Description of the task =
From the entries below, please gather each line containing the string "symbol".

--- START OF Entries provided ---

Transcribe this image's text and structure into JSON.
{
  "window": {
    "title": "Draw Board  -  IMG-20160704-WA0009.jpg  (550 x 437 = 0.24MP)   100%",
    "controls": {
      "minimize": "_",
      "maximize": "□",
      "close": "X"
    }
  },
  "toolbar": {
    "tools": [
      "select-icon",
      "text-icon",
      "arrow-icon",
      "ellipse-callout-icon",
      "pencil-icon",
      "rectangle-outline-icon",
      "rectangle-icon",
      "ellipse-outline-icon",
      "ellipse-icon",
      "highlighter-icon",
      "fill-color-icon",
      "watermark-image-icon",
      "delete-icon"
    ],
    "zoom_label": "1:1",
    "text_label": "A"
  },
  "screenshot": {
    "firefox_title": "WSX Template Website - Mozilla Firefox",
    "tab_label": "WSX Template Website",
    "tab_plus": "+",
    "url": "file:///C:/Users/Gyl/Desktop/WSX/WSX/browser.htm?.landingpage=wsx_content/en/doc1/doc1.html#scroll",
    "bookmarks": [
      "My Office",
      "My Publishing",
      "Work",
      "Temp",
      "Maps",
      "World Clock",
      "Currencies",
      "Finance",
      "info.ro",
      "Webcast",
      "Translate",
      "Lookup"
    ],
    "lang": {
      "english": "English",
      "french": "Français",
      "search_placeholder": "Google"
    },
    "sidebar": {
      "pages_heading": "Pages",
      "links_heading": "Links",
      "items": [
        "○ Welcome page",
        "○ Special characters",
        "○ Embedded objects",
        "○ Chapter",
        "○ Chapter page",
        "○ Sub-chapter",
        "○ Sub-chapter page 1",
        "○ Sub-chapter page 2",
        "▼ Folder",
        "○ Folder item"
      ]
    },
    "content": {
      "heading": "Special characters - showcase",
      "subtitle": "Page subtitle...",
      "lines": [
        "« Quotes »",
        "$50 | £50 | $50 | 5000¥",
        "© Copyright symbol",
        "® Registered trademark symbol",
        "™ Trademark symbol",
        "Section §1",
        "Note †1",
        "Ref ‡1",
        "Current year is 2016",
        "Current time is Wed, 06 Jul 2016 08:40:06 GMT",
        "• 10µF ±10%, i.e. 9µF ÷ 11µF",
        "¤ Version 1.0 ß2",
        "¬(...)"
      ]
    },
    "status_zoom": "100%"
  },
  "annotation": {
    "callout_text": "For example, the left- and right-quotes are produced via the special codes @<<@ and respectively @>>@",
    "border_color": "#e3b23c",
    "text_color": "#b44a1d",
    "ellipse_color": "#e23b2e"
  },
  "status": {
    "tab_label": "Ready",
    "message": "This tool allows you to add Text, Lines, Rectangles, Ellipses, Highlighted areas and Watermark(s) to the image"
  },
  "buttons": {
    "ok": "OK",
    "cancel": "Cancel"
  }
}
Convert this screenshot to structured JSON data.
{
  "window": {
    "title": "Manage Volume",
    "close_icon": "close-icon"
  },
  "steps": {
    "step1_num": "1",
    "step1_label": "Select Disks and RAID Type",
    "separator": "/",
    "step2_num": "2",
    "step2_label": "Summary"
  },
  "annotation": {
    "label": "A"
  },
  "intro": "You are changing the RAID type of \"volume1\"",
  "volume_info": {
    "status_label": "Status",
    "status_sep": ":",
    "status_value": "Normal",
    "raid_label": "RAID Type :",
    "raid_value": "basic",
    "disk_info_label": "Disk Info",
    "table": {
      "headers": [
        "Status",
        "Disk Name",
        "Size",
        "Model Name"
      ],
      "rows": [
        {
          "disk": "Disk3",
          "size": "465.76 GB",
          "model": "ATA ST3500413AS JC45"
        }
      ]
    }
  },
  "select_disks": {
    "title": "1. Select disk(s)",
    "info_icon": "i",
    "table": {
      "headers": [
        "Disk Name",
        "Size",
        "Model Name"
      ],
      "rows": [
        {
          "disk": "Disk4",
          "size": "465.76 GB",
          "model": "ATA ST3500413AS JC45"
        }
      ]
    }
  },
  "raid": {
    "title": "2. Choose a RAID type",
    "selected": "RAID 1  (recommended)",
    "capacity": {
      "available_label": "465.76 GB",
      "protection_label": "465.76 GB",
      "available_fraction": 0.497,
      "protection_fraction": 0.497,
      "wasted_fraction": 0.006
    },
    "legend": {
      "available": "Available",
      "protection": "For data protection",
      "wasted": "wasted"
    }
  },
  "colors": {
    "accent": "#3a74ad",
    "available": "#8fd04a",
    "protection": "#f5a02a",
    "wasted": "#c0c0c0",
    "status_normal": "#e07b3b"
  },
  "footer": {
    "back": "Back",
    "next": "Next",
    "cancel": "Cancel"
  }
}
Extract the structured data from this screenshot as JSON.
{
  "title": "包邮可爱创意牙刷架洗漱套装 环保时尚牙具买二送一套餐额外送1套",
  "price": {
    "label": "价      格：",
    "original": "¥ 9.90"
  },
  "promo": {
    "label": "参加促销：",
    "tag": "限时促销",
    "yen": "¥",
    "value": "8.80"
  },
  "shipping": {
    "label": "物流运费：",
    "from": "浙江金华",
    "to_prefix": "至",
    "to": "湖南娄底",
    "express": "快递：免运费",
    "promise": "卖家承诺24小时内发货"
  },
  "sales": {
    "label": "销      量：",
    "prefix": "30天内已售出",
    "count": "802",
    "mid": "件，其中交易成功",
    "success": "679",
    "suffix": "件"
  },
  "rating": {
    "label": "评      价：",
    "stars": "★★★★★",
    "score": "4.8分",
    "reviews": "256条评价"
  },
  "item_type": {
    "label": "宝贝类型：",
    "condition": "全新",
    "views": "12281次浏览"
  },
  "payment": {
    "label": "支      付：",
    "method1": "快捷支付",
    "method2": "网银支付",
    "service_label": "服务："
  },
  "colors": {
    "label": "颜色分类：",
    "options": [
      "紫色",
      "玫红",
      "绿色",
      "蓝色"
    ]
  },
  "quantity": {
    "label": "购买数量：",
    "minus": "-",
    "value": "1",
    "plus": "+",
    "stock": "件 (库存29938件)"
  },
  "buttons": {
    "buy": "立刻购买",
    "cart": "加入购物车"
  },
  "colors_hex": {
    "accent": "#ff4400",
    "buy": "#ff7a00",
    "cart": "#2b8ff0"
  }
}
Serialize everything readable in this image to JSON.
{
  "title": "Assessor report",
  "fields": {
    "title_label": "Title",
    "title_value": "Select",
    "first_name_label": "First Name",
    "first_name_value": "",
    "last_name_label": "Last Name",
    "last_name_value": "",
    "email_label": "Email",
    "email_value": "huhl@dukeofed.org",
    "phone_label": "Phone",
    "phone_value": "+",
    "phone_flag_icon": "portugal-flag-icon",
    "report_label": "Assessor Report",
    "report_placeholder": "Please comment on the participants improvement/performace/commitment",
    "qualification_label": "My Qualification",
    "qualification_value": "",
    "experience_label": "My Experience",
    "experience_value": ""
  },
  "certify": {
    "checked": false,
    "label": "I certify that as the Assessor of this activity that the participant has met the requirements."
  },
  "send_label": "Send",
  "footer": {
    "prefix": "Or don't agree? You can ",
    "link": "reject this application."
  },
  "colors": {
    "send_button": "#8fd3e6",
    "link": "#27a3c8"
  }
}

--- END OF Entries provided ---

Solution to the problem =
        "© Copyright symbol",
        "® Registered trademark symbol",
        "™ Trademark symbol",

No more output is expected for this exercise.